→ **Work to do**:
Locate the string "title" in the listing below. Copy every line where it is found.

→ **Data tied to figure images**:
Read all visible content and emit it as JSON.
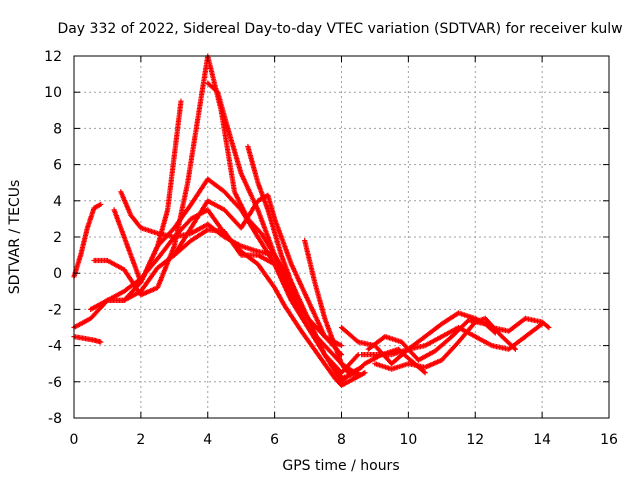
{
  "chart_data": {
    "type": "scatter",
    "title": "Day 332 of 2022, Sidereal Day-to-day VTEC variation (SDTVAR) for receiver kulw",
    "xlabel": "GPS time / hours",
    "ylabel": "SDTVAR / TECUs",
    "xlim": [
      0,
      16
    ],
    "ylim": [
      -8,
      12
    ],
    "xticks": [
      0,
      2,
      4,
      6,
      8,
      10,
      12,
      14,
      16
    ],
    "yticks": [
      -8,
      -6,
      -4,
      -2,
      0,
      2,
      4,
      6,
      8,
      10,
      12
    ],
    "grid": true,
    "marker": "+",
    "color": "#ff0000",
    "series": [
      {
        "name": "s1",
        "x": [
          0.0,
          0.2,
          0.4,
          0.6,
          0.8
        ],
        "y": [
          -0.2,
          1.0,
          2.5,
          3.6,
          3.8
        ]
      },
      {
        "name": "s2",
        "x": [
          0.0,
          0.3,
          0.6,
          0.8
        ],
        "y": [
          -3.5,
          -3.6,
          -3.7,
          -3.8
        ]
      },
      {
        "name": "s3",
        "x": [
          0.0,
          0.5,
          1.0,
          1.5,
          2.0,
          2.5,
          3.0,
          3.5,
          4.0,
          4.5,
          5.0,
          5.5,
          6.0,
          6.3,
          6.8,
          7.3,
          7.8,
          8.0,
          8.4,
          8.7
        ],
        "y": [
          -3.0,
          -2.5,
          -1.5,
          -1.0,
          -0.3,
          0.8,
          2.0,
          3.0,
          3.5,
          2.2,
          1.2,
          0.5,
          -0.8,
          -1.8,
          -3.2,
          -4.5,
          -5.8,
          -6.2,
          -5.8,
          -5.5
        ]
      },
      {
        "name": "s4",
        "x": [
          0.6,
          1.0,
          1.5,
          2.0,
          2.5,
          3.0,
          3.4,
          3.7,
          4.0,
          4.4,
          4.8,
          5.2,
          5.6,
          6.0,
          6.5,
          7.0,
          7.5,
          8.0,
          8.3,
          8.6
        ],
        "y": [
          0.7,
          0.7,
          0.2,
          -1.2,
          -0.8,
          1.5,
          5.0,
          8.5,
          12.0,
          9.0,
          4.5,
          3.0,
          2.2,
          1.0,
          -1.2,
          -3.0,
          -4.5,
          -6.0,
          -5.5,
          -5.2
        ]
      },
      {
        "name": "s5",
        "x": [
          1.2,
          1.6,
          2.0,
          2.5,
          2.8,
          3.0,
          3.2
        ],
        "y": [
          3.5,
          1.5,
          -0.5,
          1.5,
          3.5,
          6.5,
          9.5
        ]
      },
      {
        "name": "s6",
        "x": [
          1.4,
          1.7,
          2.0,
          2.5,
          3.0,
          3.5,
          4.0,
          4.5,
          5.0,
          5.5,
          6.0,
          6.5,
          7.0,
          7.5,
          8.0,
          8.5
        ],
        "y": [
          4.5,
          3.2,
          2.5,
          2.2,
          2.0,
          2.2,
          2.7,
          2.0,
          1.5,
          1.2,
          1.0,
          -0.5,
          -2.5,
          -4.5,
          -5.8,
          -5.5
        ]
      },
      {
        "name": "s7",
        "x": [
          0.5,
          1.0,
          1.5,
          2.0,
          2.5,
          3.0,
          3.5,
          4.0,
          4.5,
          5.0,
          5.5,
          6.0,
          6.5,
          7.0,
          7.5,
          8.0
        ],
        "y": [
          -2.0,
          -1.5,
          -1.5,
          -1.0,
          0.3,
          1.0,
          1.8,
          2.4,
          2.3,
          1.0,
          1.0,
          0.5,
          -1.5,
          -3.0,
          -4.0,
          -5.0
        ]
      },
      {
        "name": "s8",
        "x": [
          4.0,
          4.3,
          4.6,
          5.0,
          5.5,
          6.0,
          6.5,
          7.0,
          7.5,
          8.0
        ],
        "y": [
          10.5,
          10.0,
          8.0,
          5.5,
          3.5,
          1.0,
          -1.0,
          -2.5,
          -3.5,
          -4.0
        ]
      },
      {
        "name": "s9",
        "x": [
          1.0,
          1.5,
          2.0,
          2.5,
          3.0,
          3.5,
          4.0,
          4.5,
          5.0,
          5.5,
          6.0,
          6.5,
          7.0,
          7.5,
          8.0,
          8.5
        ],
        "y": [
          -1.5,
          -1.5,
          -0.5,
          1.5,
          2.5,
          3.8,
          5.2,
          4.5,
          3.5,
          2.0,
          0.5,
          -1.5,
          -3.0,
          -4.5,
          -5.5,
          -4.5
        ]
      },
      {
        "name": "s10",
        "x": [
          5.2,
          5.5,
          5.8,
          6.2,
          6.6
        ],
        "y": [
          7.0,
          5.0,
          3.5,
          1.0,
          -1.0
        ]
      },
      {
        "name": "s11",
        "x": [
          3.0,
          3.5,
          4.0,
          4.5,
          5.0,
          5.5,
          5.8,
          6.0,
          6.5,
          7.0,
          7.5,
          8.0
        ],
        "y": [
          1.0,
          2.5,
          4.0,
          3.5,
          2.5,
          4.0,
          4.3,
          3.0,
          0.5,
          -1.5,
          -3.5,
          -4.5
        ]
      },
      {
        "name": "s12",
        "x": [
          6.9,
          7.2,
          7.5,
          7.8,
          8.0,
          8.2
        ],
        "y": [
          1.8,
          -0.5,
          -2.5,
          -4.0,
          -5.0,
          -5.5
        ]
      },
      {
        "name": "s13",
        "x": [
          8.0,
          8.5,
          9.0,
          9.5,
          10.0,
          10.5,
          11.0,
          11.5,
          12.0,
          12.5,
          13.0,
          13.5,
          14.0,
          14.2
        ],
        "y": [
          -3.0,
          -3.8,
          -4.0,
          -5.0,
          -4.2,
          -3.5,
          -2.8,
          -2.2,
          -2.5,
          -3.0,
          -3.2,
          -2.5,
          -2.7,
          -3.0
        ]
      },
      {
        "name": "s14",
        "x": [
          8.6,
          9.0,
          9.5,
          10.0,
          10.5,
          11.0,
          11.5,
          12.0,
          12.5,
          13.0,
          13.5,
          14.0
        ],
        "y": [
          -4.5,
          -4.5,
          -4.5,
          -4.2,
          -4.0,
          -3.5,
          -3.0,
          -3.5,
          -4.0,
          -4.2,
          -3.5,
          -2.8
        ]
      },
      {
        "name": "s15",
        "x": [
          9.0,
          9.5,
          10.0,
          10.5,
          11.0,
          11.5,
          12.0,
          12.3,
          12.8,
          13.2
        ],
        "y": [
          -5.0,
          -5.3,
          -5.0,
          -5.2,
          -4.8,
          -3.8,
          -2.7,
          -2.5,
          -3.5,
          -4.2
        ]
      },
      {
        "name": "s16",
        "x": [
          8.0,
          8.4,
          8.7,
          9.2,
          9.7,
          10.0,
          10.5
        ],
        "y": [
          -5.0,
          -5.5,
          -5.0,
          -4.5,
          -4.2,
          -4.7,
          -5.5
        ]
      },
      {
        "name": "s17",
        "x": [
          8.8,
          9.3,
          9.8,
          10.3,
          10.8,
          11.3,
          11.8,
          12.3,
          12.6
        ],
        "y": [
          -4.2,
          -3.5,
          -3.8,
          -4.8,
          -4.3,
          -3.5,
          -2.6,
          -2.8,
          -3.3
        ]
      }
    ]
  }
}
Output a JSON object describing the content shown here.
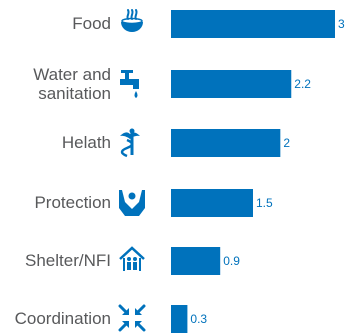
{
  "chart_data": {
    "type": "bar",
    "orientation": "horizontal",
    "categories": [
      "Food",
      "Water and sanitation",
      "Helath",
      "Protection",
      "Shelter/NFI",
      "Coordination"
    ],
    "values": [
      3,
      2.2,
      2,
      1.5,
      0.9,
      0.3
    ],
    "value_labels": [
      "3",
      "2.2",
      "2",
      "1.5",
      "0.9",
      "0.3"
    ],
    "icons": [
      "food-bowl-icon",
      "water-tap-icon",
      "health-caduceus-icon",
      "protection-hands-icon",
      "shelter-house-icon",
      "coordination-arrows-icon"
    ],
    "xlim": [
      0,
      3
    ],
    "bar_color": "#0072bc",
    "title": "",
    "xlabel": "",
    "ylabel": "",
    "grid": false,
    "legend": "none"
  }
}
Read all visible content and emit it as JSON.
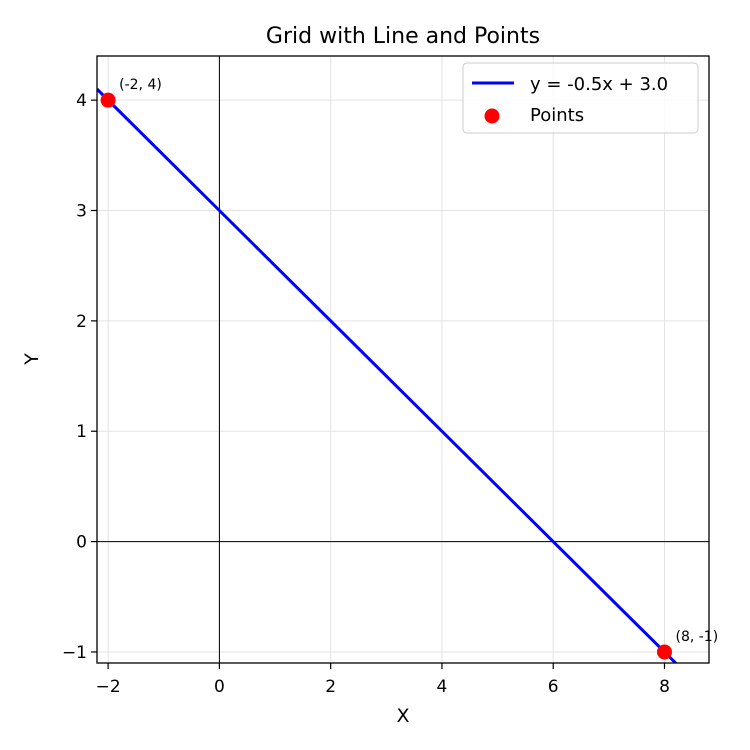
{
  "chart_data": {
    "type": "line",
    "title": "Grid with Line and Points",
    "xlabel": "X",
    "ylabel": "Y",
    "xlim": [
      -2.2,
      8.8
    ],
    "ylim": [
      -1.1,
      4.4
    ],
    "xticks": [
      -2,
      0,
      2,
      4,
      6,
      8
    ],
    "xtick_labels": [
      "−2",
      "0",
      "2",
      "4",
      "6",
      "8"
    ],
    "yticks": [
      -1,
      0,
      1,
      2,
      3,
      4
    ],
    "ytick_labels": [
      "−1",
      "0",
      "1",
      "2",
      "3",
      "4"
    ],
    "grid": true,
    "reference_lines": {
      "x": 0,
      "y": 0
    },
    "series": [
      {
        "name": "y = -0.5x + 3.0",
        "kind": "line",
        "color": "#0000ff",
        "x": [
          -2.2,
          8.8
        ],
        "y": [
          4.1,
          -1.4
        ]
      },
      {
        "name": "Points",
        "kind": "scatter",
        "color": "#ff0000",
        "points": [
          {
            "x": -2,
            "y": 4,
            "label": "(-2, 4)"
          },
          {
            "x": 8,
            "y": -1,
            "label": "(8, -1)"
          }
        ]
      }
    ],
    "legend": {
      "position": "top-right",
      "entries": [
        "y = -0.5x + 3.0",
        "Points"
      ]
    }
  }
}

→ **Result**:
    "title": "Day 332 of 2022, Sidereal Day-to-day VTEC variation (SDTVAR) for receiver kulw",
    "title": "",
    "title": "Grid with Line and Points",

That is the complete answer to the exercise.